Dataset content:
%%

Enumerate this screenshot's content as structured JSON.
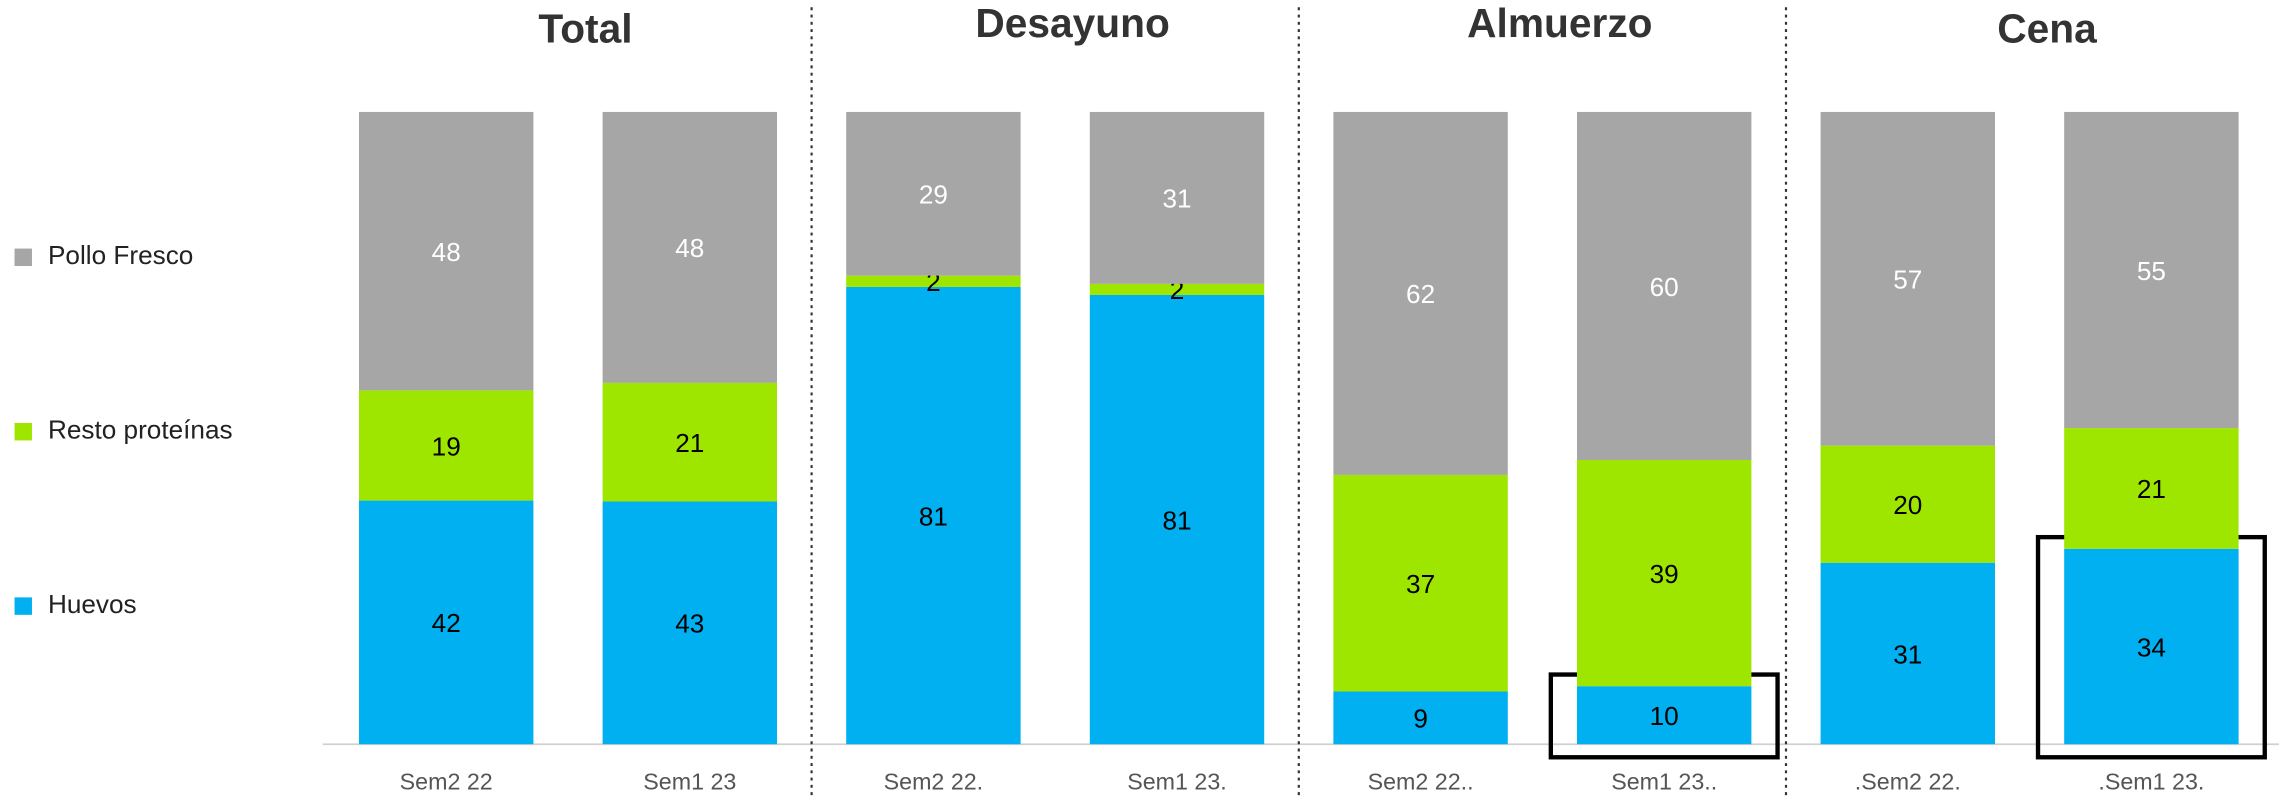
{
  "chart_data": {
    "type": "bar",
    "stacking": "percent",
    "groups": [
      "Total",
      "Desayuno",
      "Almuerzo",
      "Cena"
    ],
    "categories": [
      "Sem2 22",
      "Sem1 23",
      "Sem2 22.",
      "Sem1 23.",
      "Sem2 22..",
      "Sem1 23..",
      ".Sem2 22.",
      ".Sem1 23."
    ],
    "series": [
      {
        "name": "Huevos",
        "color": "#00b0f0",
        "label_color": "#000000",
        "values": [
          42,
          43,
          81,
          81,
          9,
          10,
          31,
          34
        ]
      },
      {
        "name": "Resto proteínas",
        "color": "#9ee600",
        "label_color": "#000000",
        "values": [
          19,
          21,
          2,
          2,
          37,
          39,
          20,
          21
        ]
      },
      {
        "name": "Pollo Fresco",
        "color": "#a6a6a6",
        "label_color": "#ffffff",
        "values": [
          48,
          48,
          29,
          31,
          62,
          60,
          57,
          55
        ]
      }
    ],
    "highlighted": [
      5,
      7
    ]
  }
}
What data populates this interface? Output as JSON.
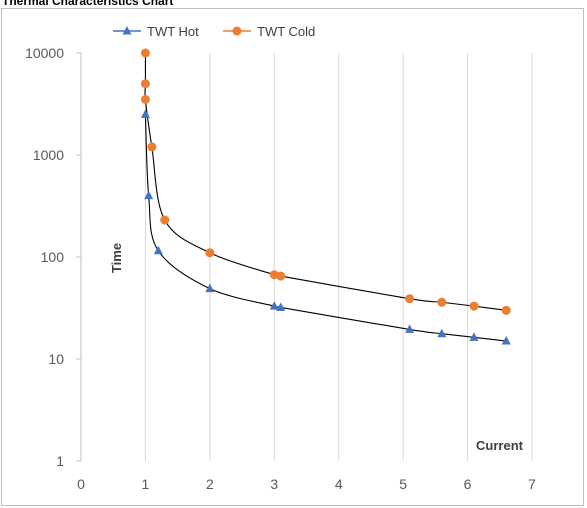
{
  "chart_data": {
    "type": "scatter",
    "title": "Thermal Characteristics Chart",
    "xlabel": "Current",
    "ylabel": "Time",
    "xlim": [
      0,
      7
    ],
    "ylim": [
      1,
      10000
    ],
    "yscale": "log",
    "x_ticks": [
      "0",
      "1",
      "2",
      "3",
      "4",
      "5",
      "6",
      "7"
    ],
    "y_ticks": [
      "1",
      "10",
      "100",
      "1000",
      "10000"
    ],
    "grid": "vertical",
    "legend": "top",
    "series": [
      {
        "name": "TWT Hot",
        "color": "#4472c4",
        "marker": "triangle",
        "x": [
          1.0,
          1.05,
          1.2,
          2.0,
          3.0,
          3.1,
          5.1,
          5.6,
          6.1,
          6.6
        ],
        "y": [
          2500,
          400,
          115,
          49,
          33,
          32,
          19.5,
          17.7,
          16.3,
          15
        ]
      },
      {
        "name": "TWT Cold",
        "color": "#ed7d31",
        "marker": "circle",
        "x": [
          1.0,
          1.0,
          1.0,
          1.1,
          1.3,
          2.0,
          3.0,
          3.1,
          5.1,
          5.6,
          6.1,
          6.6
        ],
        "y": [
          10000,
          5000,
          3500,
          1200,
          230,
          110,
          67,
          65,
          39,
          36,
          33,
          30
        ]
      }
    ]
  }
}
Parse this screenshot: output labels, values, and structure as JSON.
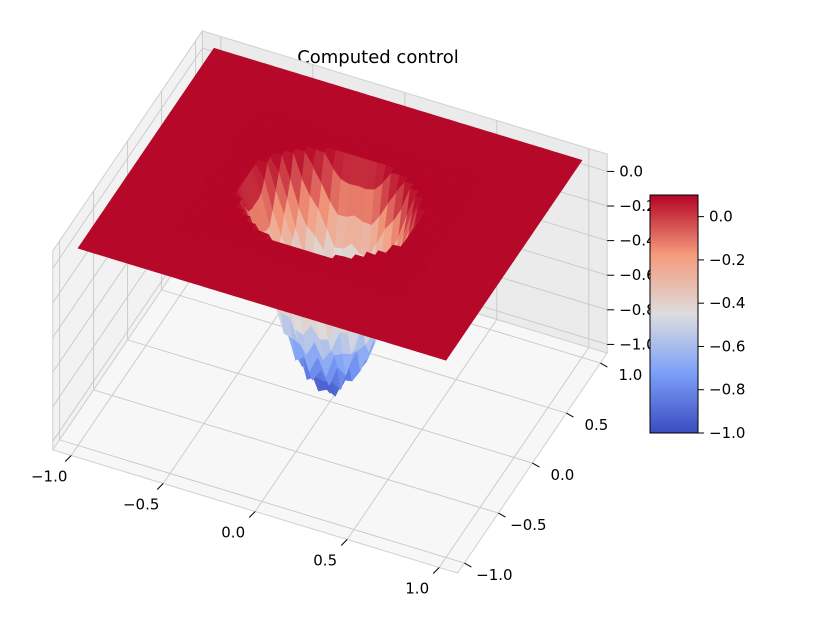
{
  "chart_data": {
    "type": "surface",
    "title": "Computed control",
    "xlabel": "",
    "ylabel": "",
    "zlabel": "",
    "colormap": "coolwarm",
    "colors": {
      "low": "#3b4cc0",
      "mid": "#dddddd",
      "high": "#b40426"
    },
    "grid": true,
    "x_ticks": [
      "−1.0",
      "−0.5",
      "0.0",
      "0.5",
      "1.0"
    ],
    "y_ticks": [
      "−1.0",
      "−0.5",
      "0.0",
      "0.5",
      "1.0"
    ],
    "z_ticks": [
      "−1.0",
      "−0.8",
      "−0.6",
      "−0.4",
      "−0.2",
      "0.0"
    ],
    "colorbar_ticks": [
      "−1.0",
      "−0.8",
      "−0.6",
      "−0.4",
      "−0.2",
      "0.0"
    ],
    "xlim": [
      -1.1,
      1.1
    ],
    "ylim": [
      -1.1,
      1.1
    ],
    "zlim": [
      -1.05,
      0.1
    ],
    "colorbar_range": [
      -1.0,
      0.1
    ],
    "surface": {
      "plateau_value": 0.1,
      "well_min_value": -1.0,
      "well_radius": 0.45,
      "ripple_count": 12
    }
  }
}
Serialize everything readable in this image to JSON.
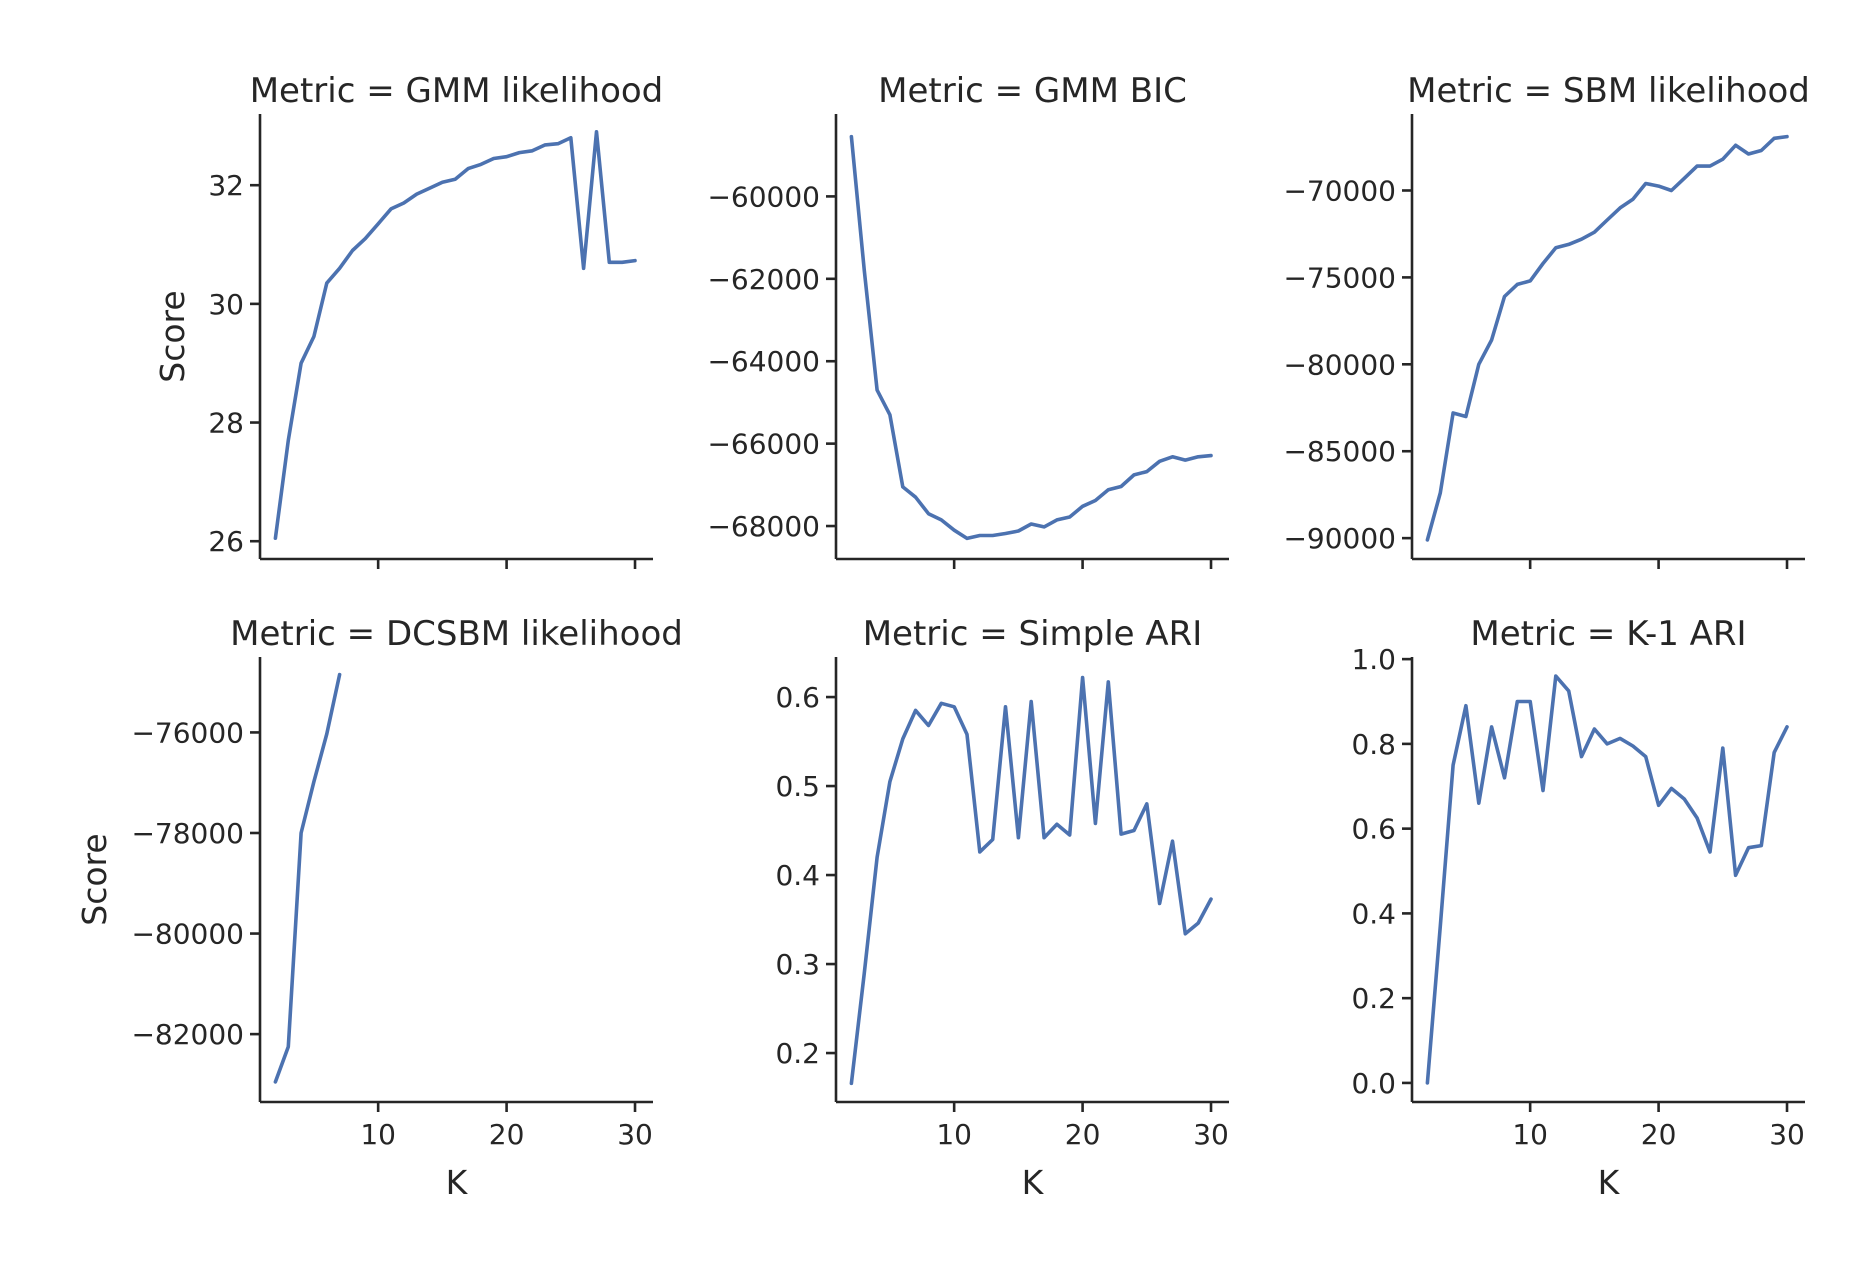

%%

Aim of the exercise:
Reproduce all entries exactly. Pictures do not belong in the copy.

Expected answer:
Enumerate this screenshot's content as structured JSON.
{
  "chart_data": {
    "type": "bar",
    "stacking": "percent",
    "groups": [
      "Total",
      "Desayuno",
      "Almuerzo",
      "Cena"
    ],
    "categories": [
      "Sem2 22",
      "Sem1 23",
      "Sem2 22.",
      "Sem1 23.",
      "Sem2 22..",
      "Sem1 23..",
      ".Sem2 22.",
      ".Sem1 23."
    ],
    "series": [
      {
        "name": "Huevos",
        "color": "#00b0f0",
        "label_color": "#000000",
        "values": [
          42,
          43,
          81,
          81,
          9,
          10,
          31,
          34
        ]
      },
      {
        "name": "Resto proteínas",
        "color": "#9ee600",
        "label_color": "#000000",
        "values": [
          19,
          21,
          2,
          2,
          37,
          39,
          20,
          21
        ]
      },
      {
        "name": "Pollo Fresco",
        "color": "#a6a6a6",
        "label_color": "#ffffff",
        "values": [
          48,
          48,
          29,
          31,
          62,
          60,
          57,
          55
        ]
      }
    ],
    "highlighted": [
      5,
      7
    ]
  }
}
What data populates this interface? Output as JSON.
{
  "chart_data": {
    "type": "scatter",
    "title": "Thermal Characteristics Chart",
    "xlabel": "Current",
    "ylabel": "Time",
    "xlim": [
      0,
      7
    ],
    "ylim": [
      1,
      10000
    ],
    "yscale": "log",
    "x_ticks": [
      "0",
      "1",
      "2",
      "3",
      "4",
      "5",
      "6",
      "7"
    ],
    "y_ticks": [
      "1",
      "10",
      "100",
      "1000",
      "10000"
    ],
    "grid": "vertical",
    "legend": "top",
    "series": [
      {
        "name": "TWT Hot",
        "color": "#4472c4",
        "marker": "triangle",
        "x": [
          1.0,
          1.05,
          1.2,
          2.0,
          3.0,
          3.1,
          5.1,
          5.6,
          6.1,
          6.6
        ],
        "y": [
          2500,
          400,
          115,
          49,
          33,
          32,
          19.5,
          17.7,
          16.3,
          15
        ]
      },
      {
        "name": "TWT Cold",
        "color": "#ed7d31",
        "marker": "circle",
        "x": [
          1.0,
          1.0,
          1.0,
          1.1,
          1.3,
          2.0,
          3.0,
          3.1,
          5.1,
          5.6,
          6.1,
          6.6
        ],
        "y": [
          10000,
          5000,
          3500,
          1200,
          230,
          110,
          67,
          65,
          39,
          36,
          33,
          30
        ]
      }
    ]
  }
}
Parse this screenshot: output labels, values, and structure as JSON.
{
  "chart_data": {
    "type": "surface",
    "title": "Computed control",
    "xlabel": "",
    "ylabel": "",
    "zlabel": "",
    "colormap": "coolwarm",
    "colors": {
      "low": "#3b4cc0",
      "mid": "#dddddd",
      "high": "#b40426"
    },
    "grid": true,
    "x_ticks": [
      "−1.0",
      "−0.5",
      "0.0",
      "0.5",
      "1.0"
    ],
    "y_ticks": [
      "−1.0",
      "−0.5",
      "0.0",
      "0.5",
      "1.0"
    ],
    "z_ticks": [
      "−1.0",
      "−0.8",
      "−0.6",
      "−0.4",
      "−0.2",
      "0.0"
    ],
    "colorbar_ticks": [
      "−1.0",
      "−0.8",
      "−0.6",
      "−0.4",
      "−0.2",
      "0.0"
    ],
    "xlim": [
      -1.1,
      1.1
    ],
    "ylim": [
      -1.1,
      1.1
    ],
    "zlim": [
      -1.05,
      0.1
    ],
    "colorbar_range": [
      -1.0,
      0.1
    ],
    "surface": {
      "plateau_value": 0.1,
      "well_min_value": -1.0,
      "well_radius": 0.45,
      "ripple_count": 12
    }
  }
}
Serialize everything readable in this image to JSON.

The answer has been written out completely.